[start]

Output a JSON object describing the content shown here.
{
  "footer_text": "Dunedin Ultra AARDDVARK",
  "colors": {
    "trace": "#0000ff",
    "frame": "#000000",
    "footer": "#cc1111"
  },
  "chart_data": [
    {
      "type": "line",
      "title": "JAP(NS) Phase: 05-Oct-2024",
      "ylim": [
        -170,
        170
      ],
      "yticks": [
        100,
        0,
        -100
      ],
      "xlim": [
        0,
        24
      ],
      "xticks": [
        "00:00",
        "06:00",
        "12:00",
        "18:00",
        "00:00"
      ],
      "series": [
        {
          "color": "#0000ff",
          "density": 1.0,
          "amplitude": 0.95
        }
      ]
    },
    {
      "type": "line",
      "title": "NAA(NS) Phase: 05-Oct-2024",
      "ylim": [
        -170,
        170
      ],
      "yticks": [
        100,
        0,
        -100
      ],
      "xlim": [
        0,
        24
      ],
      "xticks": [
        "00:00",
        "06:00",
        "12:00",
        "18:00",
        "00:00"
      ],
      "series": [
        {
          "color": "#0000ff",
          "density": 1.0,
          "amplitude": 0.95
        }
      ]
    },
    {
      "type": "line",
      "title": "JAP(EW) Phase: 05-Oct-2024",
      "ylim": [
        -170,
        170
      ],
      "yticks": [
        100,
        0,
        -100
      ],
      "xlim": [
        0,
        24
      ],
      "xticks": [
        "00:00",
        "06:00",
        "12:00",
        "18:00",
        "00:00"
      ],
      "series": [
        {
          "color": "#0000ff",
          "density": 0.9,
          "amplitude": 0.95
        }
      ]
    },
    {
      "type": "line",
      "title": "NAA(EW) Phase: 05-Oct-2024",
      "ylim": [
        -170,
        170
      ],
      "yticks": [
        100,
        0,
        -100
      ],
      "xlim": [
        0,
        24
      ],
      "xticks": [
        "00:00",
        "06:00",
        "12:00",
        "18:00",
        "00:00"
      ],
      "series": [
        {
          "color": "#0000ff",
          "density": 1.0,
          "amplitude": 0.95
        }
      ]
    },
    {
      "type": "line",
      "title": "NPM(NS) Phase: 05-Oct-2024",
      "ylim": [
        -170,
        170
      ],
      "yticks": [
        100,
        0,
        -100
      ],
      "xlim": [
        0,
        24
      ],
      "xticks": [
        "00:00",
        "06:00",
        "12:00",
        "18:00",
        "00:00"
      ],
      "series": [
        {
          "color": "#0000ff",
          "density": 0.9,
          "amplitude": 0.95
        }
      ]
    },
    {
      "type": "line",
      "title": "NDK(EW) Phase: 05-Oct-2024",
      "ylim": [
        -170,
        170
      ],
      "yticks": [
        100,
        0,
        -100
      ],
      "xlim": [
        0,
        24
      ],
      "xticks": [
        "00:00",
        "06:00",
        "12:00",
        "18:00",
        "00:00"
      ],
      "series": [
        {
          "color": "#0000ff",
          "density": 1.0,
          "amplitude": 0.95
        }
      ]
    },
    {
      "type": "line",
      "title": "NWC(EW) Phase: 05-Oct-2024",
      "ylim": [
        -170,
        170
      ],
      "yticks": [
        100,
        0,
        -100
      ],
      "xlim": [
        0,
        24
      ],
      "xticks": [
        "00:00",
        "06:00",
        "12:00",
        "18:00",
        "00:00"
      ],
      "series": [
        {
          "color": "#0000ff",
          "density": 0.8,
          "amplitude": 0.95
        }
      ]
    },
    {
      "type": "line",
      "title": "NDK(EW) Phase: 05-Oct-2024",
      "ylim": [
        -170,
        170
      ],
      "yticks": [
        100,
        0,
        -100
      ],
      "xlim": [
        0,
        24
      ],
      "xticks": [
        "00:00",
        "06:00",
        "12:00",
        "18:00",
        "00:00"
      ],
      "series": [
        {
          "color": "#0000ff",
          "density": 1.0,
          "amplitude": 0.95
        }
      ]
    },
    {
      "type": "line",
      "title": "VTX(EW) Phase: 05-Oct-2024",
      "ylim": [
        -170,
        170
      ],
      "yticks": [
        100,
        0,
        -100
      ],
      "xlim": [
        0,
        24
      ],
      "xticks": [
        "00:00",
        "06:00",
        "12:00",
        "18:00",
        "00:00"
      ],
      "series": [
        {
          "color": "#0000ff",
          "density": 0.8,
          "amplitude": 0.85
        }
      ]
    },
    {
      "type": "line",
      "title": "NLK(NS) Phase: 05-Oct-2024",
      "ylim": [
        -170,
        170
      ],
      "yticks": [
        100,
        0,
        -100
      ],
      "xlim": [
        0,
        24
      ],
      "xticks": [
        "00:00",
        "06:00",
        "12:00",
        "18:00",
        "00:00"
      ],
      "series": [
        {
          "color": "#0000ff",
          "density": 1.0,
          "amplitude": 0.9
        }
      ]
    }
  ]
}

[end]

- EXERCISE PROMPT
Each record above should be restated word for word.

- SOLVED EXERCISE
Output a JSON object describing the content shown here.
{
  "footer_text": "Dunedin Ultra AARDDVARK",
  "colors": {
    "trace": "#0000ff",
    "frame": "#000000",
    "footer": "#cc1111"
  },
  "chart_data": [
    {
      "type": "line",
      "title": "JAP(NS) Phase: 05-Oct-2024",
      "ylim": [
        -170,
        170
      ],
      "yticks": [
        100,
        0,
        -100
      ],
      "xlim": [
        0,
        24
      ],
      "xticks": [
        "00:00",
        "06:00",
        "12:00",
        "18:00",
        "00:00"
      ],
      "series": [
        {
          "color": "#0000ff",
          "density": 1.0,
          "amplitude": 0.95
        }
      ]
    },
    {
      "type": "line",
      "title": "NAA(NS) Phase: 05-Oct-2024",
      "ylim": [
        -170,
        170
      ],
      "yticks": [
        100,
        0,
        -100
      ],
      "xlim": [
        0,
        24
      ],
      "xticks": [
        "00:00",
        "06:00",
        "12:00",
        "18:00",
        "00:00"
      ],
      "series": [
        {
          "color": "#0000ff",
          "density": 1.0,
          "amplitude": 0.95
        }
      ]
    },
    {
      "type": "line",
      "title": "JAP(EW) Phase: 05-Oct-2024",
      "ylim": [
        -170,
        170
      ],
      "yticks": [
        100,
        0,
        -100
      ],
      "xlim": [
        0,
        24
      ],
      "xticks": [
        "00:00",
        "06:00",
        "12:00",
        "18:00",
        "00:00"
      ],
      "series": [
        {
          "color": "#0000ff",
          "density": 0.9,
          "amplitude": 0.95
        }
      ]
    },
    {
      "type": "line",
      "title": "NAA(EW) Phase: 05-Oct-2024",
      "ylim": [
        -170,
        170
      ],
      "yticks": [
        100,
        0,
        -100
      ],
      "xlim": [
        0,
        24
      ],
      "xticks": [
        "00:00",
        "06:00",
        "12:00",
        "18:00",
        "00:00"
      ],
      "series": [
        {
          "color": "#0000ff",
          "density": 1.0,
          "amplitude": 0.95
        }
      ]
    },
    {
      "type": "line",
      "title": "NPM(NS) Phase: 05-Oct-2024",
      "ylim": [
        -170,
        170
      ],
      "yticks": [
        100,
        0,
        -100
      ],
      "xlim": [
        0,
        24
      ],
      "xticks": [
        "00:00",
        "06:00",
        "12:00",
        "18:00",
        "00:00"
      ],
      "series": [
        {
          "color": "#0000ff",
          "density": 0.9,
          "amplitude": 0.95
        }
      ]
    },
    {
      "type": "line",
      "title": "NDK(EW) Phase: 05-Oct-2024",
      "ylim": [
        -170,
        170
      ],
      "yticks": [
        100,
        0,
        -100
      ],
      "xlim": [
        0,
        24
      ],
      "xticks": [
        "00:00",
        "06:00",
        "12:00",
        "18:00",
        "00:00"
      ],
      "series": [
        {
          "color": "#0000ff",
          "density": 1.0,
          "amplitude": 0.95
        }
      ]
    },
    {
      "type": "line",
      "title": "NWC(EW) Phase: 05-Oct-2024",
      "ylim": [
        -170,
        170
      ],
      "yticks": [
        100,
        0,
        -100
      ],
      "xlim": [
        0,
        24
      ],
      "xticks": [
        "00:00",
        "06:00",
        "12:00",
        "18:00",
        "00:00"
      ],
      "series": [
        {
          "color": "#0000ff",
          "density": 0.8,
          "amplitude": 0.95
        }
      ]
    },
    {
      "type": "line",
      "title": "NDK(EW) Phase: 05-Oct-2024",
      "ylim": [
        -170,
        170
      ],
      "yticks": [
        100,
        0,
        -100
      ],
      "xlim": [
        0,
        24
      ],
      "xticks": [
        "00:00",
        "06:00",
        "12:00",
        "18:00",
        "00:00"
      ],
      "series": [
        {
          "color": "#0000ff",
          "density": 1.0,
          "amplitude": 0.95
        }
      ]
    },
    {
      "type": "line",
      "title": "VTX(EW) Phase: 05-Oct-2024",
      "ylim": [
        -170,
        170
      ],
      "yticks": [
        100,
        0,
        -100
      ],
      "xlim": [
        0,
        24
      ],
      "xticks": [
        "00:00",
        "06:00",
        "12:00",
        "18:00",
        "00:00"
      ],
      "series": [
        {
          "color": "#0000ff",
          "density": 0.8,
          "amplitude": 0.85
        }
      ]
    },
    {
      "type": "line",
      "title": "NLK(NS) Phase: 05-Oct-2024",
      "ylim": [
        -170,
        170
      ],
      "yticks": [
        100,
        0,
        -100
      ],
      "xlim": [
        0,
        24
      ],
      "xticks": [
        "00:00",
        "06:00",
        "12:00",
        "18:00",
        "00:00"
      ],
      "series": [
        {
          "color": "#0000ff",
          "density": 1.0,
          "amplitude": 0.9
        }
      ]
    }
  ]
}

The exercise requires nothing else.